Data provided:
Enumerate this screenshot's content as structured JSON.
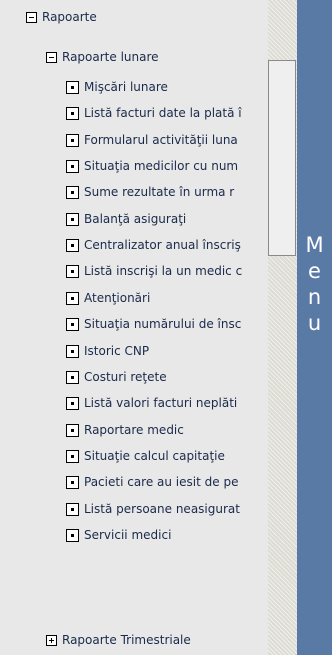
{
  "tree": {
    "root": {
      "label": "Rapoarte",
      "expanded": true
    },
    "group": {
      "label": "Rapoarte lunare",
      "expanded": true
    },
    "items": [
      "Mişcări lunare",
      "Listă facturi date la plată î",
      "Formularul activităţii luna",
      "Situaţia medicilor cu num",
      "Sume rezultate în urma r",
      "Balanţă asiguraţi",
      "Centralizator anual înscriş",
      "Listă inscrişi la un medic c",
      "Atenţionări",
      "Situaţia numărului de însc",
      "Istoric CNP",
      "Costuri reţete",
      "Listă valori facturi neplăti",
      "Raportare medic",
      "Situaţie calcul capitaţie",
      "Pacieti care au iesit de pe",
      "Listă persoane neasigurat",
      "Servicii medici"
    ],
    "collapsed_group": {
      "label": "Rapoarte Trimestriale",
      "expanded": false
    }
  },
  "menu": {
    "label": "Menu"
  }
}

Exercise objective:
Copy out every line with the word "lunare".

Correct response:
      "label": "Rapoarte lunare",
      "Mişcări lunare",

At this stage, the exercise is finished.